# START OF Material shown
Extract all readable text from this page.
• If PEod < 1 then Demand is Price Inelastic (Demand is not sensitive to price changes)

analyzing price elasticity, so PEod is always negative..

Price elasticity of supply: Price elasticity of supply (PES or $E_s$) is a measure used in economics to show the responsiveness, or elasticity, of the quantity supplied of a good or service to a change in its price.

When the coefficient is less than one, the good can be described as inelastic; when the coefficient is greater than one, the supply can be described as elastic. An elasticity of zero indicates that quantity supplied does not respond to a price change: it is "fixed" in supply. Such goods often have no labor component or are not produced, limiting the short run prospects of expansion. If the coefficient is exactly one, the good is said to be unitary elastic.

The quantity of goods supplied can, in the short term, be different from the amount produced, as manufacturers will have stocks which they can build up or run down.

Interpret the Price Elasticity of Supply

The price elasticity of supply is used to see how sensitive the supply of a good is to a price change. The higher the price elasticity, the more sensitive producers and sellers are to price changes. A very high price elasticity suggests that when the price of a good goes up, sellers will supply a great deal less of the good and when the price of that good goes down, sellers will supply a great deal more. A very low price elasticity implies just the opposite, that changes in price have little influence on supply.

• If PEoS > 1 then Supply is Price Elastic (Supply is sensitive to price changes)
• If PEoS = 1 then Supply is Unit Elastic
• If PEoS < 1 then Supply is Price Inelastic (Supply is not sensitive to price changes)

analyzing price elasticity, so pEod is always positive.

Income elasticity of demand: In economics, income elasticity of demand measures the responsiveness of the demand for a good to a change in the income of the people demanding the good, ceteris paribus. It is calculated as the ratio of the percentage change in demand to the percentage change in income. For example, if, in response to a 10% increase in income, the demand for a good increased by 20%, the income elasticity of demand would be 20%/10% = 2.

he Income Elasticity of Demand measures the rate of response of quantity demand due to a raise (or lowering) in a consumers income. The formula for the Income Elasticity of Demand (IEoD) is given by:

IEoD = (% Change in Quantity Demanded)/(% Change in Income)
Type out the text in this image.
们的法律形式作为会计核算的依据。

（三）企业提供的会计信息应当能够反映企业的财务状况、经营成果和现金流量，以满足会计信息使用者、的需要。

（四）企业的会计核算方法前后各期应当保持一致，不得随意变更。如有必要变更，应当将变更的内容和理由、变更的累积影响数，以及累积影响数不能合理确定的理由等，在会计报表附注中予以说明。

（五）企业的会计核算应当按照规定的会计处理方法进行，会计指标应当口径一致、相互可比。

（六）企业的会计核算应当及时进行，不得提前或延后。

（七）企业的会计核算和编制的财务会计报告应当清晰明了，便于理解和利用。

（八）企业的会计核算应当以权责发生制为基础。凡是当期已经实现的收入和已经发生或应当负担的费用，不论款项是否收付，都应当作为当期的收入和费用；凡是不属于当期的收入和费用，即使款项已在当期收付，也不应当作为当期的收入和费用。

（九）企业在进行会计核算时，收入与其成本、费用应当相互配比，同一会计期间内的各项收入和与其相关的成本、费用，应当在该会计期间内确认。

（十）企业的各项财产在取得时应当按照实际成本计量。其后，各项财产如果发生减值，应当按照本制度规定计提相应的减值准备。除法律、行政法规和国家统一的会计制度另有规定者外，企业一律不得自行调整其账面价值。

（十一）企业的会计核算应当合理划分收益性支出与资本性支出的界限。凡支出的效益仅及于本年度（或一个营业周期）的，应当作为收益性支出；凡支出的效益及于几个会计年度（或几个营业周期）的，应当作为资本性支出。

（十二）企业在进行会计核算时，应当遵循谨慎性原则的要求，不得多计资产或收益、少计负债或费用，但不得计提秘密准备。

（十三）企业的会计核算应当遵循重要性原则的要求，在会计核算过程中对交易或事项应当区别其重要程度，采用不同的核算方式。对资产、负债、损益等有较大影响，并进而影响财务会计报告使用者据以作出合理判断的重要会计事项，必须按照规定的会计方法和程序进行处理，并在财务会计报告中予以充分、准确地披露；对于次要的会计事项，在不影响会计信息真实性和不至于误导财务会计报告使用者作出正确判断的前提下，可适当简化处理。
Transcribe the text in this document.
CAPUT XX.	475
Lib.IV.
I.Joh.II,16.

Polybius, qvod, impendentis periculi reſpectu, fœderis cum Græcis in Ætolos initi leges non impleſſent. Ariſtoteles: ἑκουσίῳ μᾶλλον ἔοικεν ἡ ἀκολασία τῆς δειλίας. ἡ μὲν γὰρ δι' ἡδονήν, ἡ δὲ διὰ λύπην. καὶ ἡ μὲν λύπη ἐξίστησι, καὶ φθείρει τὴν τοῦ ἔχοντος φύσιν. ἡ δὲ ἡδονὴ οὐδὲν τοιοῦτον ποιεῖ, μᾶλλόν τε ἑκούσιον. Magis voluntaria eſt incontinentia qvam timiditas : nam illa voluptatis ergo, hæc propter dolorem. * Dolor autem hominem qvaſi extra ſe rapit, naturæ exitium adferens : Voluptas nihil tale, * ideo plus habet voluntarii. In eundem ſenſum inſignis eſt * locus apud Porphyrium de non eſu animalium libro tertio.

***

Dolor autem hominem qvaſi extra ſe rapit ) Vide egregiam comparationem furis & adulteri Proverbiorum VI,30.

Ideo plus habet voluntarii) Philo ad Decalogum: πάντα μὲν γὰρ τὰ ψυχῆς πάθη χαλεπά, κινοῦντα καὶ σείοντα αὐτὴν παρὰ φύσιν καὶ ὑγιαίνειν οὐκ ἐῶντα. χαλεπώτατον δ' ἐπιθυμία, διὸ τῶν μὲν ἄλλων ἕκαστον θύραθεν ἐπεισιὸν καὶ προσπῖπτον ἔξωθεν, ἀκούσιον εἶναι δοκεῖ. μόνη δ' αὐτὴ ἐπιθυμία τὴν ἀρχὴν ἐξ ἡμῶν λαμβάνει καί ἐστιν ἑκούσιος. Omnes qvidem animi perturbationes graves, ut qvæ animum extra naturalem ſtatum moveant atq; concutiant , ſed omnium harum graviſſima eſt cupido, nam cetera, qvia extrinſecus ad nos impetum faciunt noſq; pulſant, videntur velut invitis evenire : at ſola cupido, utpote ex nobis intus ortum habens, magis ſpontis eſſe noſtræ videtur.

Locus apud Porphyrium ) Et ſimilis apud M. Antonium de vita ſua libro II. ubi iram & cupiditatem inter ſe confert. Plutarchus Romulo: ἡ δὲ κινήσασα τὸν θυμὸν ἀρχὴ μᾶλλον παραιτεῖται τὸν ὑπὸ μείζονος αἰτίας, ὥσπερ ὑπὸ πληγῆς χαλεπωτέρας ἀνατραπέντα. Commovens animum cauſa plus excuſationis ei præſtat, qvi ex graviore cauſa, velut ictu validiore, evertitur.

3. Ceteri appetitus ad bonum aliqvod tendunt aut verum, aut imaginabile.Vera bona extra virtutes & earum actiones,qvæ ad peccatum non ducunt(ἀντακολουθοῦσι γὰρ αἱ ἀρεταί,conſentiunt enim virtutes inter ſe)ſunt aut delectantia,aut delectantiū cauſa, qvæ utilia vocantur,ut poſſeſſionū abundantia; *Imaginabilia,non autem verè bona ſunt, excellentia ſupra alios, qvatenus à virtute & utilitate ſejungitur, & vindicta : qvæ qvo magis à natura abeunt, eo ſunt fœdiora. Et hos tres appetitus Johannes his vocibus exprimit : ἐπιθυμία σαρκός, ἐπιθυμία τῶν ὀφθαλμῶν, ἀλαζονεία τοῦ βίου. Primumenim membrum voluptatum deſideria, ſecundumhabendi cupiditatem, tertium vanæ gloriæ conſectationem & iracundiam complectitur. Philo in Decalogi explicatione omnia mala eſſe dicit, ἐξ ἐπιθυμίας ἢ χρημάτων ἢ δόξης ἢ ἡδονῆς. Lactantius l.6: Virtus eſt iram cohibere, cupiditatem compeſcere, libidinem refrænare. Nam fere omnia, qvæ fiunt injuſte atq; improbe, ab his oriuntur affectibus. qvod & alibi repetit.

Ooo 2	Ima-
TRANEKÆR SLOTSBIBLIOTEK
# END OF Material shown
__Problem statement__. Write out every line of the preceding listing that contains "always".

__Completed exercise__.
analyzing price elasticity, so PEod is always negative..
analyzing price elasticity, so pEod is always positive.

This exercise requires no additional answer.